■ INSTRUCTION: Examine the records and identify each line that includes the string "annotation". Copy those lines.
-- START OF THE INPUT --
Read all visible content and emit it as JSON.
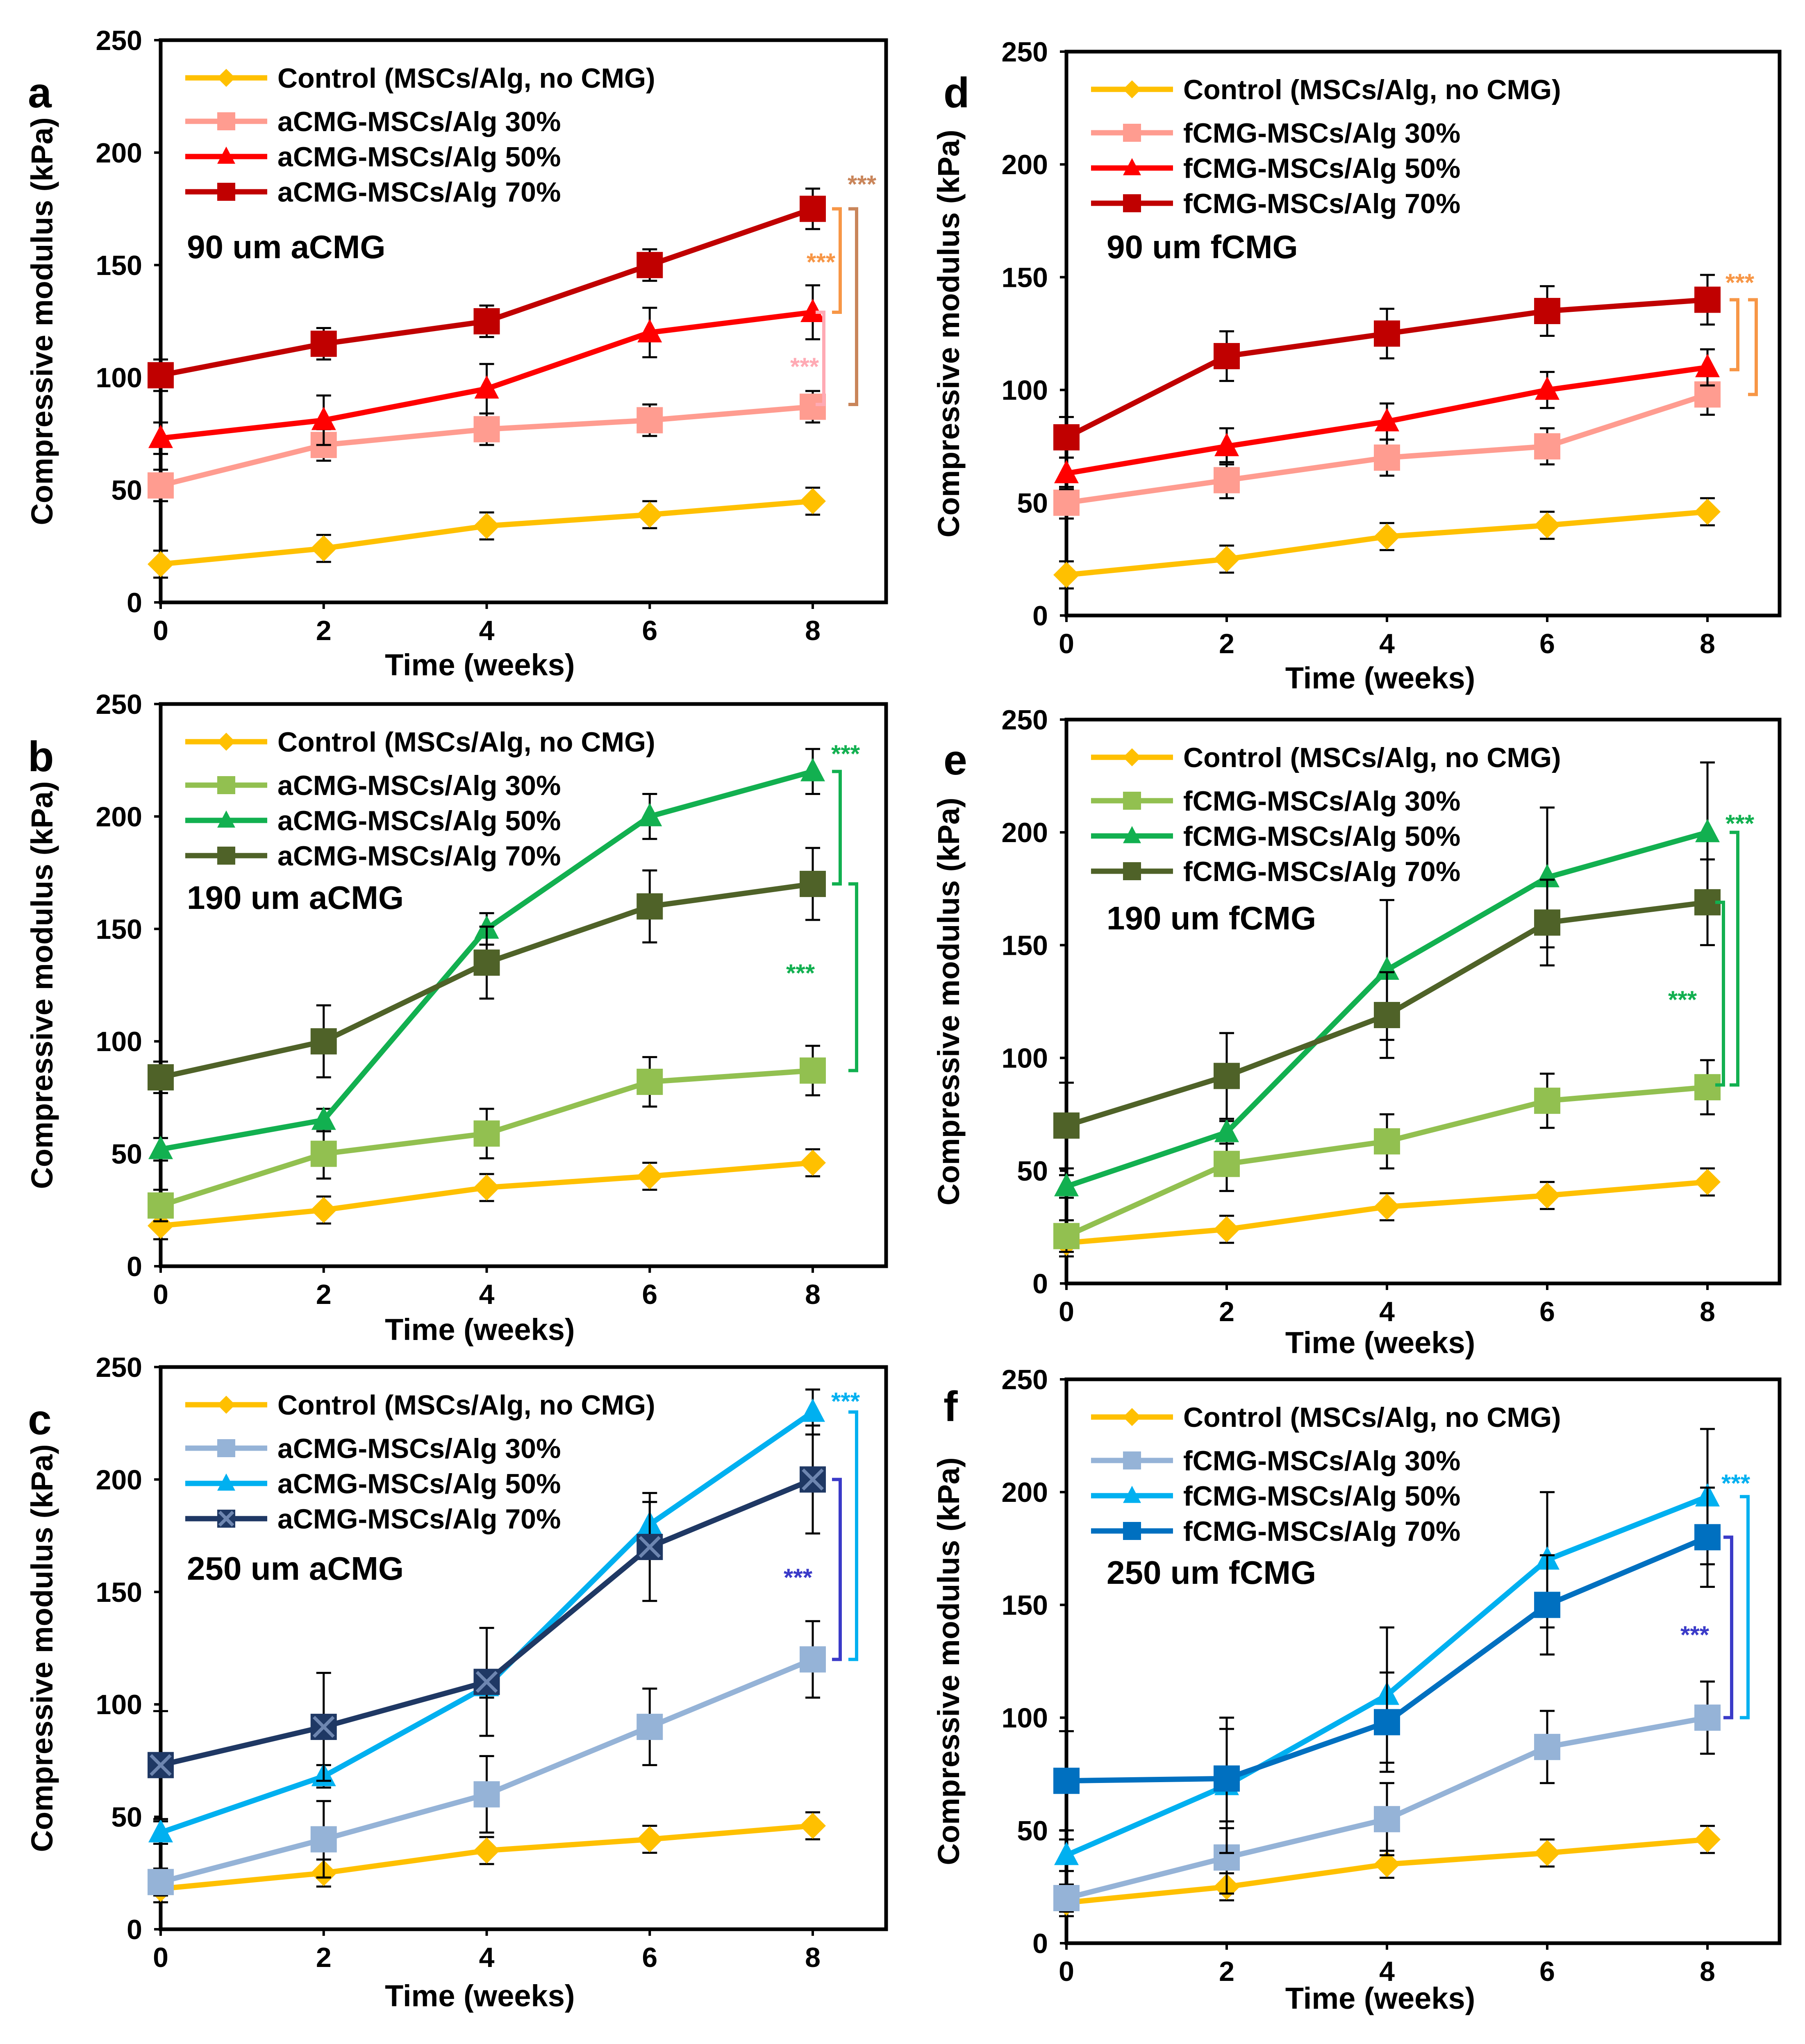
{
  "figure": {
    "panels_order": [
      "a",
      "b",
      "c",
      "d",
      "e",
      "f"
    ]
  },
  "chart_data": [
    {
      "id": "a",
      "type": "line",
      "panel_label": "a",
      "annotation": "90 um aCMG",
      "xlabel": "Time (weeks)",
      "ylabel": "Compressive modulus (kPa)",
      "x": [
        0,
        2,
        4,
        6,
        8
      ],
      "xticks": [
        "0",
        "2",
        "4",
        "6",
        "8"
      ],
      "xlim": [
        0,
        8.9
      ],
      "ylim": [
        0,
        250
      ],
      "yticks": [
        "0",
        "50",
        "100",
        "150",
        "200",
        "250"
      ],
      "grid": false,
      "legend_position": "top-left",
      "series": [
        {
          "name": "Control (MSCs/Alg, no CMG)",
          "marker": "diamond",
          "color": "#FFC000",
          "values": [
            17,
            24,
            34,
            39,
            45
          ],
          "errors": [
            6,
            6,
            6,
            6,
            6
          ]
        },
        {
          "name": "aCMG-MSCs/Alg 30%",
          "marker": "square",
          "color": "#FF9C90",
          "values": [
            52,
            70,
            77,
            81,
            87
          ],
          "errors": [
            7,
            7,
            7,
            7,
            7
          ]
        },
        {
          "name": "aCMG-MSCs/Alg 50%",
          "marker": "triangle",
          "color": "#FF0000",
          "values": [
            73,
            81,
            95,
            120,
            129
          ],
          "errors": [
            7,
            11,
            11,
            11,
            12
          ]
        },
        {
          "name": "aCMG-MSCs/Alg 70%",
          "marker": "square",
          "color": "#C00000",
          "values": [
            101,
            115,
            125,
            150,
            175
          ],
          "errors": [
            7,
            7,
            7,
            7,
            9
          ]
        }
      ],
      "significance": [
        {
          "label": "***",
          "color": "#C9855A"
        },
        {
          "label": "***",
          "color": "#F79646"
        },
        {
          "label": "***",
          "color": "#FFAAB4"
        }
      ]
    },
    {
      "id": "b",
      "type": "line",
      "panel_label": "b",
      "annotation": "190 um aCMG",
      "xlabel": "Time (weeks)",
      "ylabel": "Compressive modulus (kPa)",
      "x": [
        0,
        2,
        4,
        6,
        8
      ],
      "xticks": [
        "0",
        "2",
        "4",
        "6",
        "8"
      ],
      "xlim": [
        0,
        8.9
      ],
      "ylim": [
        0,
        250
      ],
      "yticks": [
        "0",
        "50",
        "100",
        "150",
        "200",
        "250"
      ],
      "grid": false,
      "legend_position": "top-left",
      "series": [
        {
          "name": "Control (MSCs/Alg, no CMG)",
          "marker": "diamond",
          "color": "#FFC000",
          "values": [
            18,
            25,
            35,
            40,
            46
          ],
          "errors": [
            6,
            6,
            6,
            6,
            6
          ]
        },
        {
          "name": "aCMG-MSCs/Alg 30%",
          "marker": "square",
          "color": "#92C050",
          "values": [
            27,
            50,
            59,
            82,
            87
          ],
          "errors": [
            7,
            11,
            11,
            11,
            11
          ]
        },
        {
          "name": "aCMG-MSCs/Alg 50%",
          "marker": "triangle",
          "color": "#12B050",
          "values": [
            52,
            65,
            150,
            200,
            220
          ],
          "errors": [
            5,
            5,
            7,
            10,
            10
          ]
        },
        {
          "name": "aCMG-MSCs/Alg 70%",
          "marker": "square",
          "color": "#4F6228",
          "values": [
            84,
            100,
            135,
            160,
            170
          ],
          "errors": [
            7,
            16,
            16,
            16,
            16
          ]
        }
      ],
      "significance": [
        {
          "label": "***",
          "color": "#12B050"
        },
        {
          "label": "***",
          "color": "#12B050"
        }
      ]
    },
    {
      "id": "c",
      "type": "line",
      "panel_label": "c",
      "annotation": "250 um aCMG",
      "xlabel": "Time (weeks)",
      "ylabel": "Compressive modulus (kPa)",
      "x": [
        0,
        2,
        4,
        6,
        8
      ],
      "xticks": [
        "0",
        "2",
        "4",
        "6",
        "8"
      ],
      "xlim": [
        0,
        8.9
      ],
      "ylim": [
        0,
        250
      ],
      "yticks": [
        "0",
        "50",
        "100",
        "150",
        "200",
        "250"
      ],
      "grid": false,
      "legend_position": "top-left",
      "series": [
        {
          "name": "Control (MSCs/Alg, no CMG)",
          "marker": "diamond",
          "color": "#FFC000",
          "values": [
            18,
            25,
            35,
            40,
            46
          ],
          "errors": [
            6,
            6,
            6,
            6,
            6
          ]
        },
        {
          "name": "aCMG-MSCs/Alg 30%",
          "marker": "square",
          "color": "#95B3D7",
          "values": [
            21,
            40,
            60,
            90,
            120
          ],
          "errors": [
            6,
            17,
            17,
            17,
            17
          ]
        },
        {
          "name": "aCMG-MSCs/Alg 50%",
          "marker": "triangle",
          "color": "#00B0F0",
          "values": [
            43,
            68,
            108,
            180,
            230
          ],
          "errors": [
            5,
            5,
            5,
            10,
            10
          ]
        },
        {
          "name": "aCMG-MSCs/Alg 70%",
          "marker": "x-square",
          "color": "#1F3864",
          "values": [
            73,
            90,
            110,
            170,
            200
          ],
          "errors": [
            24,
            24,
            24,
            24,
            24
          ]
        }
      ],
      "significance": [
        {
          "label": "***",
          "color": "#00B0F0"
        },
        {
          "label": "***",
          "color": "#3A3AC8"
        }
      ]
    },
    {
      "id": "d",
      "type": "line",
      "panel_label": "d",
      "annotation": "90 um fCMG",
      "xlabel": "Time (weeks)",
      "ylabel": "Compressive modulus (kPa)",
      "x": [
        0,
        2,
        4,
        6,
        8
      ],
      "xticks": [
        "0",
        "2",
        "4",
        "6",
        "8"
      ],
      "xlim": [
        0,
        8.9
      ],
      "ylim": [
        0,
        250
      ],
      "yticks": [
        "0",
        "50",
        "100",
        "150",
        "200",
        "250"
      ],
      "grid": false,
      "legend_position": "top-left",
      "series": [
        {
          "name": "Control (MSCs/Alg, no CMG)",
          "marker": "diamond",
          "color": "#FFC000",
          "values": [
            18,
            25,
            35,
            40,
            46
          ],
          "errors": [
            6,
            6,
            6,
            6,
            6
          ]
        },
        {
          "name": "fCMG-MSCs/Alg 30%",
          "marker": "square",
          "color": "#FF9C90",
          "values": [
            50,
            60,
            70,
            75,
            98
          ],
          "errors": [
            7,
            8,
            8,
            8,
            9
          ]
        },
        {
          "name": "fCMG-MSCs/Alg 50%",
          "marker": "triangle",
          "color": "#FF0000",
          "values": [
            63,
            75,
            86,
            100,
            110
          ],
          "errors": [
            7,
            8,
            8,
            8,
            8
          ]
        },
        {
          "name": "fCMG-MSCs/Alg 70%",
          "marker": "square",
          "color": "#C00000",
          "values": [
            79,
            115,
            125,
            135,
            140
          ],
          "errors": [
            9,
            11,
            11,
            11,
            11
          ]
        }
      ],
      "significance": [
        {
          "label": "***",
          "color": "#F79646"
        }
      ]
    },
    {
      "id": "e",
      "type": "line",
      "panel_label": "e",
      "annotation": "190 um fCMG",
      "xlabel": "Time (weeks)",
      "ylabel": "Compressive modulus (kPa)",
      "x": [
        0,
        2,
        4,
        6,
        8
      ],
      "xticks": [
        "0",
        "2",
        "4",
        "6",
        "8"
      ],
      "xlim": [
        0,
        8.9
      ],
      "ylim": [
        0,
        250
      ],
      "yticks": [
        "0",
        "50",
        "100",
        "150",
        "200",
        "250"
      ],
      "grid": false,
      "legend_position": "top-left",
      "series": [
        {
          "name": "Control (MSCs/Alg, no CMG)",
          "marker": "diamond",
          "color": "#FFC000",
          "values": [
            18,
            24,
            34,
            39,
            45
          ],
          "errors": [
            6,
            6,
            6,
            6,
            6
          ]
        },
        {
          "name": "fCMG-MSCs/Alg 30%",
          "marker": "square",
          "color": "#92C050",
          "values": [
            21,
            53,
            63,
            81,
            87
          ],
          "errors": [
            7,
            12,
            12,
            12,
            12
          ]
        },
        {
          "name": "fCMG-MSCs/Alg 50%",
          "marker": "triangle",
          "color": "#12B050",
          "values": [
            43,
            67,
            139,
            180,
            200
          ],
          "errors": [
            5,
            5,
            31,
            31,
            31
          ]
        },
        {
          "name": "fCMG-MSCs/Alg 70%",
          "marker": "square",
          "color": "#4F6228",
          "values": [
            70,
            92,
            119,
            160,
            169
          ],
          "errors": [
            19,
            19,
            19,
            19,
            19
          ]
        }
      ],
      "significance": [
        {
          "label": "***",
          "color": "#12B050"
        },
        {
          "label": "***",
          "color": "#12B050"
        }
      ]
    },
    {
      "id": "f",
      "type": "line",
      "panel_label": "f",
      "annotation": "250 um fCMG",
      "xlabel": "Time (weeks)",
      "ylabel": "Compressive modulus (kPa)",
      "x": [
        0,
        2,
        4,
        6,
        8
      ],
      "xticks": [
        "0",
        "2",
        "4",
        "6",
        "8"
      ],
      "xlim": [
        0,
        8.9
      ],
      "ylim": [
        0,
        250
      ],
      "yticks": [
        "0",
        "50",
        "100",
        "150",
        "200",
        "250"
      ],
      "grid": false,
      "legend_position": "top-left",
      "series": [
        {
          "name": "Control (MSCs/Alg, no CMG)",
          "marker": "diamond",
          "color": "#FFC000",
          "values": [
            18,
            25,
            35,
            40,
            46
          ],
          "errors": [
            6,
            6,
            6,
            6,
            6
          ]
        },
        {
          "name": "fCMG-MSCs/Alg 30%",
          "marker": "square",
          "color": "#95B3D7",
          "values": [
            20,
            38,
            55,
            87,
            100
          ],
          "errors": [
            6,
            16,
            16,
            16,
            16
          ]
        },
        {
          "name": "fCMG-MSCs/Alg 50%",
          "marker": "triangle",
          "color": "#00B0F0",
          "values": [
            39,
            70,
            110,
            170,
            198
          ],
          "errors": [
            7,
            30,
            30,
            30,
            30
          ]
        },
        {
          "name": "fCMG-MSCs/Alg 70%",
          "marker": "square",
          "color": "#0070C0",
          "values": [
            72,
            73,
            98,
            150,
            180
          ],
          "errors": [
            22,
            22,
            22,
            22,
            22
          ]
        }
      ],
      "significance": [
        {
          "label": "***",
          "color": "#00B0F0"
        },
        {
          "label": "***",
          "color": "#3A3AC8"
        }
      ]
    }
  ]
}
-- END OF THE INPUT --
■ OUTPUT OF THE EXERCISE:
      "annotation": "90 um aCMG",
      "annotation": "190 um aCMG",
      "annotation": "250 um aCMG",
      "annotation": "90 um fCMG",
      "annotation": "190 um fCMG",
      "annotation": "250 um fCMG",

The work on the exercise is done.